**Short problem**. Copy every line in the records below that contains the word "bottom".

**Information provided**.
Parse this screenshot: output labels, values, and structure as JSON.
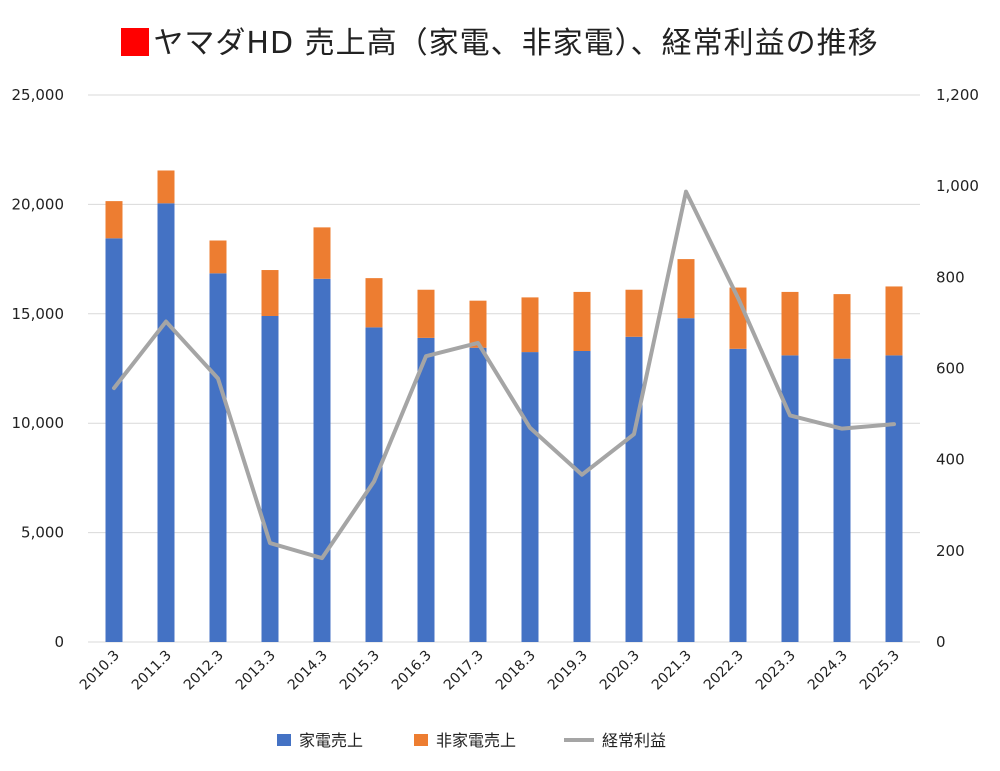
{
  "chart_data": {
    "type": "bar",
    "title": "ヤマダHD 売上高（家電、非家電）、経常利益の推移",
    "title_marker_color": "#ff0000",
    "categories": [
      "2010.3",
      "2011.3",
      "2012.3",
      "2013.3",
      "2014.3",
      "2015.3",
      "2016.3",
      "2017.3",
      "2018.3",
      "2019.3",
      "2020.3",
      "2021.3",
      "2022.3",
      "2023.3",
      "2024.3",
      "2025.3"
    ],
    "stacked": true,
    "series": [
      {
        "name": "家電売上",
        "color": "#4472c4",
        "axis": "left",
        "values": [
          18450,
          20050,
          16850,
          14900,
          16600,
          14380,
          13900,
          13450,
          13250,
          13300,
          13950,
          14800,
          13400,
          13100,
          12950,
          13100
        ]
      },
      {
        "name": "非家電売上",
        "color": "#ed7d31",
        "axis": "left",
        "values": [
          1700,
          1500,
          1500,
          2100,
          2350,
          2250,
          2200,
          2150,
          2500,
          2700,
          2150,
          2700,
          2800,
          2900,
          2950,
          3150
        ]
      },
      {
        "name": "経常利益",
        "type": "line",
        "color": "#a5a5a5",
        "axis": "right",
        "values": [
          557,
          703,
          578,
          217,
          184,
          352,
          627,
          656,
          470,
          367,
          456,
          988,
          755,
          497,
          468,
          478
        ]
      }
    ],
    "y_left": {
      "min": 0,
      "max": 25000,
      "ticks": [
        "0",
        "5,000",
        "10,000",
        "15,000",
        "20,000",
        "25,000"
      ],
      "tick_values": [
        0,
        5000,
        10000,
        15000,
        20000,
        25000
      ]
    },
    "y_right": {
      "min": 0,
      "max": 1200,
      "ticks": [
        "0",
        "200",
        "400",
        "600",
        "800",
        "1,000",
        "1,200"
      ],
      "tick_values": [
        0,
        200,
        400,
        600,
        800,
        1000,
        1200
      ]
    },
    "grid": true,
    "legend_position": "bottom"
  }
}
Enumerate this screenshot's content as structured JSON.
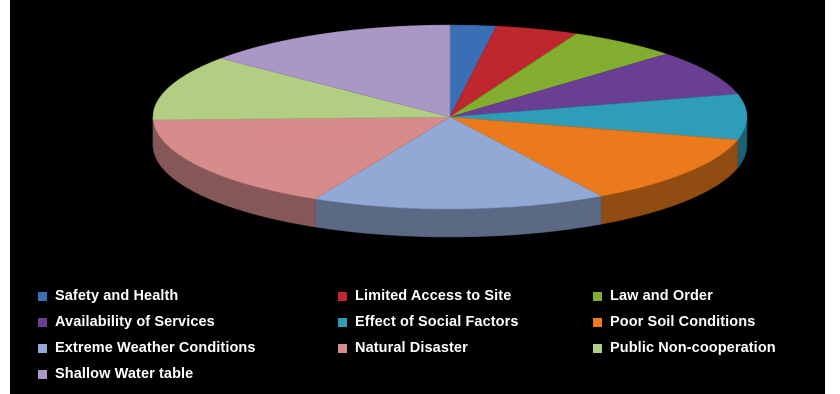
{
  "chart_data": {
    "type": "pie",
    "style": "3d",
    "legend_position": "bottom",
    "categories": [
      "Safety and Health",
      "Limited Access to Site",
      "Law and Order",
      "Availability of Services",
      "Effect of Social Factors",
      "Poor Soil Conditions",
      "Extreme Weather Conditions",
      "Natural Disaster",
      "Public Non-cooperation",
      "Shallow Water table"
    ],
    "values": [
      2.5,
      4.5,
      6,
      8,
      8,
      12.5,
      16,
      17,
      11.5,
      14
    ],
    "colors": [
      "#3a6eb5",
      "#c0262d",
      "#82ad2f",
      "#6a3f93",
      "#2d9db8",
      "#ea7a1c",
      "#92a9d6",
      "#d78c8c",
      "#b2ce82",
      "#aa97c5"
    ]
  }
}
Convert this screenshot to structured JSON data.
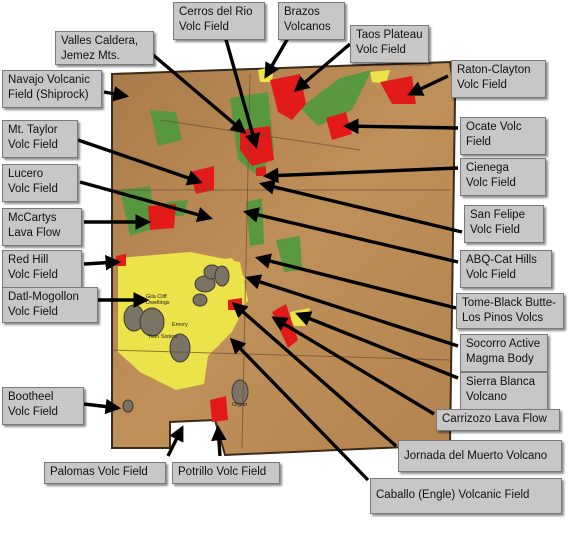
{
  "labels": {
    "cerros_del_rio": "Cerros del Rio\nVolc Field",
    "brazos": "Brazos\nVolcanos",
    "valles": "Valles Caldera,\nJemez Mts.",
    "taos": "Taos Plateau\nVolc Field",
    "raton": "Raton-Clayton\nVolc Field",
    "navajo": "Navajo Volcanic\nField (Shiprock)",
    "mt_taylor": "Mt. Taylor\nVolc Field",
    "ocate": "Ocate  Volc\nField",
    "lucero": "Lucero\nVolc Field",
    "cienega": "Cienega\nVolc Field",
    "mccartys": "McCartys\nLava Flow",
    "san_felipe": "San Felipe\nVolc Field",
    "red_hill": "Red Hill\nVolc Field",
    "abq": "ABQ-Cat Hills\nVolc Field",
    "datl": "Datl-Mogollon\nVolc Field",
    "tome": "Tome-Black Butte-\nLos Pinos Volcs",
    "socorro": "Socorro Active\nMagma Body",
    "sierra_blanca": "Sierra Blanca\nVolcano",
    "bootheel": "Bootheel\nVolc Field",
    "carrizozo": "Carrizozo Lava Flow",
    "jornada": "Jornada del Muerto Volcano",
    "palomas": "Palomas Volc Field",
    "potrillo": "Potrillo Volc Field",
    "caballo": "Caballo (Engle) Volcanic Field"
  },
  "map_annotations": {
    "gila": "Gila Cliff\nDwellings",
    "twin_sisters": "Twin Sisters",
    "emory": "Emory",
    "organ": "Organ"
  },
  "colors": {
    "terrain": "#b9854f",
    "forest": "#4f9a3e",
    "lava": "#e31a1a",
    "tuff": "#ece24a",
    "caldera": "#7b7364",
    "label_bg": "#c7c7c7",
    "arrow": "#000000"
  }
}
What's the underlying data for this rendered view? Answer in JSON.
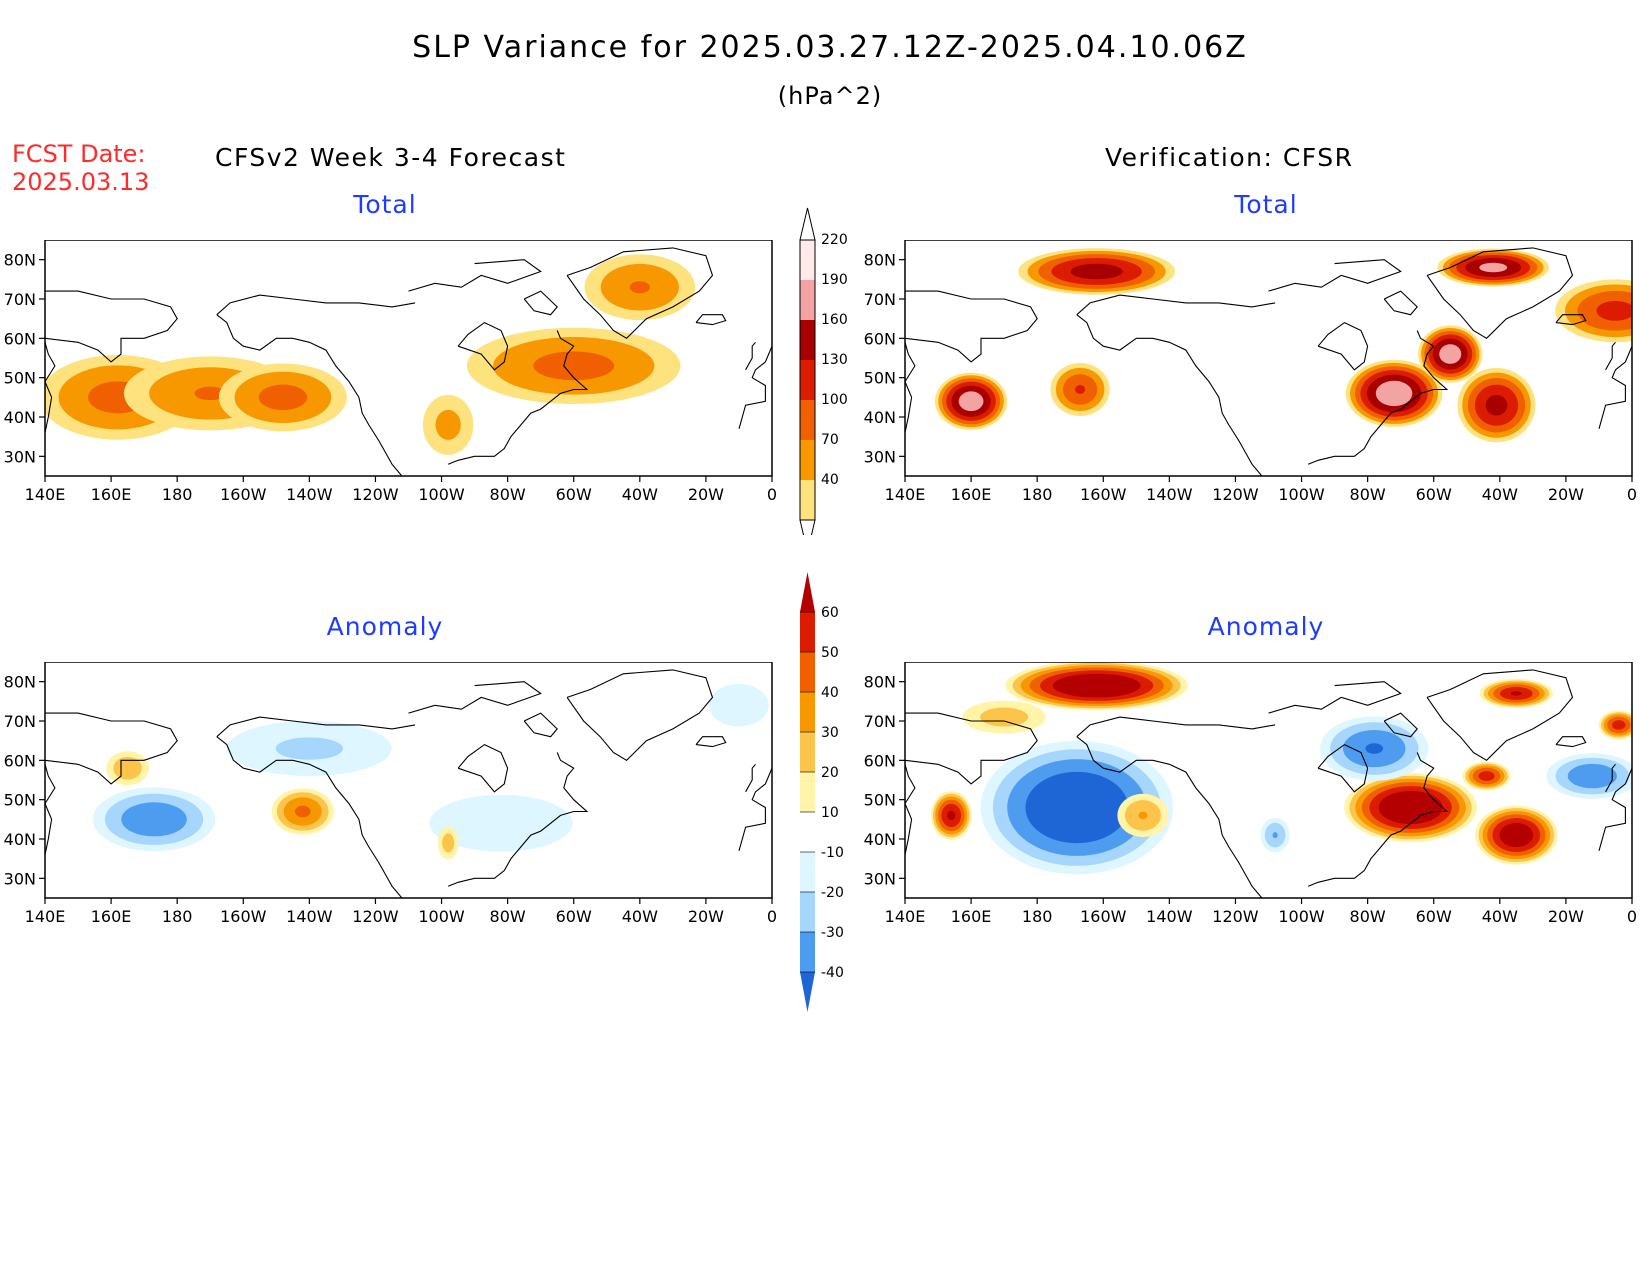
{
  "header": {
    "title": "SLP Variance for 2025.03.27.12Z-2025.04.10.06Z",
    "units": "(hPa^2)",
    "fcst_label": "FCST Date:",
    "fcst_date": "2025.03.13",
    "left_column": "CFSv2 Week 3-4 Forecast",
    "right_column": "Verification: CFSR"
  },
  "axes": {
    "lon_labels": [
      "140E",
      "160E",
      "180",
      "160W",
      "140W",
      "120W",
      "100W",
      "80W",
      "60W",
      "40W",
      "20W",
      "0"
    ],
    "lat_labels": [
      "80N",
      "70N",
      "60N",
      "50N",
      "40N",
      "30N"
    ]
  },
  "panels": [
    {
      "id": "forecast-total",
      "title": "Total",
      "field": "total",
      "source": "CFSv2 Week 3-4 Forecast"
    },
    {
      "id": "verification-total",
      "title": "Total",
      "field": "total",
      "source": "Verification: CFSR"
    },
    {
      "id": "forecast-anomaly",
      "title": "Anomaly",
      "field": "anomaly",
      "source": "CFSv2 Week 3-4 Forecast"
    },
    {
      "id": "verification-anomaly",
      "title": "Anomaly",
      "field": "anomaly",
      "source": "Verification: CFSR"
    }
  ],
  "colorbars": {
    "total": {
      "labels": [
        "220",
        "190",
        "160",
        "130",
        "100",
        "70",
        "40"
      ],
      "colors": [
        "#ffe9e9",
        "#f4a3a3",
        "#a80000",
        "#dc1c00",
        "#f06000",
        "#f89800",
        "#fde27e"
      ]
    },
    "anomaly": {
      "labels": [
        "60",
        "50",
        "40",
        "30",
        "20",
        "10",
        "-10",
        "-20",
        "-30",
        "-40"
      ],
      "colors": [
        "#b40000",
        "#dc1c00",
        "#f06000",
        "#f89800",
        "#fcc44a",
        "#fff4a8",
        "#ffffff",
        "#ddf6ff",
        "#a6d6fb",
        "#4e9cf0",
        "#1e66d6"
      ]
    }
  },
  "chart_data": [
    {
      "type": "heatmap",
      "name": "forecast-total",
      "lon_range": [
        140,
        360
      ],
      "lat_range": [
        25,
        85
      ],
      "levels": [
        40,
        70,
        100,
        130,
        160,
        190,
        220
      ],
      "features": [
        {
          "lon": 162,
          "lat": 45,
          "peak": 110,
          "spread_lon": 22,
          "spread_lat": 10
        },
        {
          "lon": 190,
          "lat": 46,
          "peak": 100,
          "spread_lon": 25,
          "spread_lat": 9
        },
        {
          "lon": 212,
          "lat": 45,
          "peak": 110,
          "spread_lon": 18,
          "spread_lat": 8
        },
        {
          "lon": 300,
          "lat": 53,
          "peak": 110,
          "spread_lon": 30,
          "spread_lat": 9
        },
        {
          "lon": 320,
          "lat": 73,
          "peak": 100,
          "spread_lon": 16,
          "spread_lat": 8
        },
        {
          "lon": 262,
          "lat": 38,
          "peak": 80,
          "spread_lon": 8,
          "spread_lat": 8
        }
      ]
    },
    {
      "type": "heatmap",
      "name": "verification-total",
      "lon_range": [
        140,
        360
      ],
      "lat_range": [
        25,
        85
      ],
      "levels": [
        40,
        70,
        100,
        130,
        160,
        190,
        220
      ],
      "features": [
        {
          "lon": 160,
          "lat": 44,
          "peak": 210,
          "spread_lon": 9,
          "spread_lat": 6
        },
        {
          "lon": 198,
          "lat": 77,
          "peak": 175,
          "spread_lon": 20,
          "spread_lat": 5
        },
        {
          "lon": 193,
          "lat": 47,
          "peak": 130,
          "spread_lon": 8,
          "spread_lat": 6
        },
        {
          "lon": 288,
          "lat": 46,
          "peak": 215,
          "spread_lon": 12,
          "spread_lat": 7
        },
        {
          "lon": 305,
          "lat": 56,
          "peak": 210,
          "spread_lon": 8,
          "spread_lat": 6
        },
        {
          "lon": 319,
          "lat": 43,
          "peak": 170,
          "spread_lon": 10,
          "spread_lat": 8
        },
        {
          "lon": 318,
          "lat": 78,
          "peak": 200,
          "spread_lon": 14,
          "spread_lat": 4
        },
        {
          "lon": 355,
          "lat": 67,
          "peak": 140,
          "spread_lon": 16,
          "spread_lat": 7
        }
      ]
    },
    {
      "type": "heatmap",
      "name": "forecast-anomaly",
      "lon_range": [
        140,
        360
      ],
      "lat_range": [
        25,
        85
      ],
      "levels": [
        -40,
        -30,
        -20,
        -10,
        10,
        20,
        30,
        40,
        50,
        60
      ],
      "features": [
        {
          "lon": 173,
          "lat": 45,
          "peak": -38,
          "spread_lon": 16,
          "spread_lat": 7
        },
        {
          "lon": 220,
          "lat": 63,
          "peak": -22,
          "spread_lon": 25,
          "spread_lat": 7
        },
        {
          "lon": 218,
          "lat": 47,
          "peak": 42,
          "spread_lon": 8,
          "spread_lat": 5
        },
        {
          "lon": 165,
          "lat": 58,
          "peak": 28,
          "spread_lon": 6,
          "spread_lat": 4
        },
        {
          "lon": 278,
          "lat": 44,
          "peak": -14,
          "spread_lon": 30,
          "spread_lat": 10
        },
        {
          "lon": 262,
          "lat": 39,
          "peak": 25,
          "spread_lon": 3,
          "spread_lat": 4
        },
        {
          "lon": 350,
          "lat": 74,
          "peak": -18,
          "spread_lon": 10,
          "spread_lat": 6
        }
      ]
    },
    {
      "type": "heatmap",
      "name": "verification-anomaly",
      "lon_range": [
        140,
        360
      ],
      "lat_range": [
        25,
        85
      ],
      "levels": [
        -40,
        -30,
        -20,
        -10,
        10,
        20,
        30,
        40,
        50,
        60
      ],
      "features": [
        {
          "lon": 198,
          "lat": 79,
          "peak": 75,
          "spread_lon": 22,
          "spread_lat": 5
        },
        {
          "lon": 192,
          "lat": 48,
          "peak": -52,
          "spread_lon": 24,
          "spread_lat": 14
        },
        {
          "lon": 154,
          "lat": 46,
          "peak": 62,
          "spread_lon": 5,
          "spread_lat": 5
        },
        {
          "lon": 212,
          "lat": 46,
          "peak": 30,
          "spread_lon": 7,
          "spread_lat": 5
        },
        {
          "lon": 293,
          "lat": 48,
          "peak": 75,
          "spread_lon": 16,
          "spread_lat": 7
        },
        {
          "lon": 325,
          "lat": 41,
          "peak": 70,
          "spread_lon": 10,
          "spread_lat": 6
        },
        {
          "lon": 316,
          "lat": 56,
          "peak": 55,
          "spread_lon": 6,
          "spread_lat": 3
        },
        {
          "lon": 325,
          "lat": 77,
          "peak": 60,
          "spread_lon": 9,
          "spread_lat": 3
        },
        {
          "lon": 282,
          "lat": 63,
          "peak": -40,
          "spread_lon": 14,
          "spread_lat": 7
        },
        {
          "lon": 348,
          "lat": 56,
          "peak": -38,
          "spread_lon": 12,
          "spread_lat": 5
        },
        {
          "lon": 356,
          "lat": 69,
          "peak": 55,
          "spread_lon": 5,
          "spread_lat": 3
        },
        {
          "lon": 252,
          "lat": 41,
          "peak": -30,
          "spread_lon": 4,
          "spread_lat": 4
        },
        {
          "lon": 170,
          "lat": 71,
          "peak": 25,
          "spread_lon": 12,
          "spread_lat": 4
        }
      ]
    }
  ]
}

**Response to the task**.
    "legend_position": "bottom"
    "legend_position": "bottom",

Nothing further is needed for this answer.